For the material that follows, list every line containing the word "compraventa".
++++++++
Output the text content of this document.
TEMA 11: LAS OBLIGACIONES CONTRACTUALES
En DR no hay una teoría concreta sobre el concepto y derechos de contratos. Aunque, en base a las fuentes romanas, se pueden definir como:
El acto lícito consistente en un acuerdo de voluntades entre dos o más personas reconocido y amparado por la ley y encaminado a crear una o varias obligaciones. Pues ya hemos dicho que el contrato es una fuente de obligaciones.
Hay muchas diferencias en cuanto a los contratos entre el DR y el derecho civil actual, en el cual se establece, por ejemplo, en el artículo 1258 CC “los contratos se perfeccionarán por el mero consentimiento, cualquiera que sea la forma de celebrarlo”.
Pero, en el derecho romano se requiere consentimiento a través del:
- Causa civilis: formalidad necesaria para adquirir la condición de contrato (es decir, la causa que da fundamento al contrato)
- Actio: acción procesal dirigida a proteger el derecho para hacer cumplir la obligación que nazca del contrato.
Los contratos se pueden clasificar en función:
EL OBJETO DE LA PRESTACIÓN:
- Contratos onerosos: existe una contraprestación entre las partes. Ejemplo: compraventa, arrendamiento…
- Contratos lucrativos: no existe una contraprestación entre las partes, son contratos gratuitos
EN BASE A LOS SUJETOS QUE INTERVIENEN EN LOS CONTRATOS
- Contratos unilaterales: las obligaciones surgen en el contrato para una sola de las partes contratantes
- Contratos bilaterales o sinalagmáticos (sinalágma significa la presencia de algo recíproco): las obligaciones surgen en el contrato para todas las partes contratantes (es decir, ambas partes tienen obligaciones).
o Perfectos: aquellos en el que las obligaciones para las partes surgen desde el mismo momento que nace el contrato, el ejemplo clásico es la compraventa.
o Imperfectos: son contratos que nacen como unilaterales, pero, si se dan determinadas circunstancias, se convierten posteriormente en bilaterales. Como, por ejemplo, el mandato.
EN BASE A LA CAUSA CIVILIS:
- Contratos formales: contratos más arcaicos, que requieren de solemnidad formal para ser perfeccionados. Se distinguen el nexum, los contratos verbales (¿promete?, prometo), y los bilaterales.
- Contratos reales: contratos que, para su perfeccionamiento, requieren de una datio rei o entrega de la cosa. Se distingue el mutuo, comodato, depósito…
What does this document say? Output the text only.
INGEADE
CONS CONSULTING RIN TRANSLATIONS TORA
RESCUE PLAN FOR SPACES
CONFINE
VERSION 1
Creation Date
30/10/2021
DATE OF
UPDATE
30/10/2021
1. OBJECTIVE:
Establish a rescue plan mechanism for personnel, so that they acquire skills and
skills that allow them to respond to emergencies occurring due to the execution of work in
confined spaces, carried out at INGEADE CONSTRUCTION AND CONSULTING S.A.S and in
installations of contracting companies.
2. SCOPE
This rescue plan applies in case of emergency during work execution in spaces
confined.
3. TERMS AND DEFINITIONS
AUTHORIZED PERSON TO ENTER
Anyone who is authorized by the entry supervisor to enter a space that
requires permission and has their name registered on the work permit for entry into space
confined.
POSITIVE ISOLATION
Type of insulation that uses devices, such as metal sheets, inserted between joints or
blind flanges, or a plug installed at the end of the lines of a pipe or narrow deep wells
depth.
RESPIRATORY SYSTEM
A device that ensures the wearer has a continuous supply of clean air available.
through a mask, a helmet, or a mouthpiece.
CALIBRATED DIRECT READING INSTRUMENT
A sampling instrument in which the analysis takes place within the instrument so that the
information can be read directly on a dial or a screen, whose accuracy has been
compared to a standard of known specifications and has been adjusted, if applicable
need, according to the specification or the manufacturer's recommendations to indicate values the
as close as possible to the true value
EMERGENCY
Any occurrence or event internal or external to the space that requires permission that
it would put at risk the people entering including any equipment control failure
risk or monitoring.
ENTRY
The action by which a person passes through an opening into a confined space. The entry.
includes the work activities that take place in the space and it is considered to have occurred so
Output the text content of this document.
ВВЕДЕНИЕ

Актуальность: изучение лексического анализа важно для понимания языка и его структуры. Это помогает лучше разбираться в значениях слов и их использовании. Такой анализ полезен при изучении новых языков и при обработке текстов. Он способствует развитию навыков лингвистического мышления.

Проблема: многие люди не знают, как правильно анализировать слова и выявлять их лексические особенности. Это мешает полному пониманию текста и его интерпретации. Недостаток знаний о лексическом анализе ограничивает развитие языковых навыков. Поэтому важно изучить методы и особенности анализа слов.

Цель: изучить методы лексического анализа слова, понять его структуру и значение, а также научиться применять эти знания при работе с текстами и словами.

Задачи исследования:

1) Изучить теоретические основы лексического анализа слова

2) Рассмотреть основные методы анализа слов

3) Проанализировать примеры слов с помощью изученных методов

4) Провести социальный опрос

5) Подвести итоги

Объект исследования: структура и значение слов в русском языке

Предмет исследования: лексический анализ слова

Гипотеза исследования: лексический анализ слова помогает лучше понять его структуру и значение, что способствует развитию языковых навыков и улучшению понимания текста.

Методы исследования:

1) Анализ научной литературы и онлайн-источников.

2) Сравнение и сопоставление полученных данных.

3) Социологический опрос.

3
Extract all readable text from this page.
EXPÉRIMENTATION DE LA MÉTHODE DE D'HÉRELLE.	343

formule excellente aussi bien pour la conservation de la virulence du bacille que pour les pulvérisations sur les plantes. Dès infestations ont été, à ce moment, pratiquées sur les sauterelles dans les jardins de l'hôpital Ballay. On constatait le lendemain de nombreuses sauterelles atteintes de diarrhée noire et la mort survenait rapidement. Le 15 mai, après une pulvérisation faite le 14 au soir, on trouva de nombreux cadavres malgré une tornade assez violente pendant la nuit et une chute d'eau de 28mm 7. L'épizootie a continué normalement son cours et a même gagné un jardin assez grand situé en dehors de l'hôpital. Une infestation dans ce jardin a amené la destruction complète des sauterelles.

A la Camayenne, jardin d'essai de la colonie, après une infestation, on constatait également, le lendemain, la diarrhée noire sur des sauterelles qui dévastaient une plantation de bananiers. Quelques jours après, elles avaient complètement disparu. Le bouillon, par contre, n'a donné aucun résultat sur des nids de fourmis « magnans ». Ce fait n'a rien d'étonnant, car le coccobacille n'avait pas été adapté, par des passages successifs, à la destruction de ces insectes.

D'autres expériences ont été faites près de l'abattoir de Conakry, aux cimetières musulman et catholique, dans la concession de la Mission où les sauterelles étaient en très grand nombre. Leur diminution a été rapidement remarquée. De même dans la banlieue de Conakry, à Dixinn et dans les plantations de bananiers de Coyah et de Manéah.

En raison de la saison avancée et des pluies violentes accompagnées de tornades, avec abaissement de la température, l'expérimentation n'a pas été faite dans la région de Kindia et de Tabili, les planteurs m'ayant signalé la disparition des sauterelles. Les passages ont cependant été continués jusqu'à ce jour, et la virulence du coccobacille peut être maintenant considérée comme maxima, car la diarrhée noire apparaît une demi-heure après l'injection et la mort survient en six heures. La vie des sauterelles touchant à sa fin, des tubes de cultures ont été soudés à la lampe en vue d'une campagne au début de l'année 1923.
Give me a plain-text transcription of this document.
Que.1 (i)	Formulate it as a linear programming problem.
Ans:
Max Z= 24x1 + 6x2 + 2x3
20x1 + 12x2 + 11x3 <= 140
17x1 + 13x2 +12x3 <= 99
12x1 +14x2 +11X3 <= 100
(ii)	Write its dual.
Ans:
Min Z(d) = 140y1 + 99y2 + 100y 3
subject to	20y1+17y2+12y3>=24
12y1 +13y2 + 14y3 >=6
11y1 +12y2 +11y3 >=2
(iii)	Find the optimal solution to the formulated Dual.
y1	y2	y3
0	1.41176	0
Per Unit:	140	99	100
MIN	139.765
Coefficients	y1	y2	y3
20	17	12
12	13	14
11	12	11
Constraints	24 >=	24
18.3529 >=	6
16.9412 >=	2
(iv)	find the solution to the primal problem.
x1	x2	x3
++++++++
● Full response:
- Contratos onerosos: existe una contraprestación entre las partes. Ejemplo: compraventa, arrendamiento…
o Perfectos: aquellos en el que las obligaciones para las partes surgen desde el mismo momento que nace el contrato, el ejemplo clásico es la compraventa.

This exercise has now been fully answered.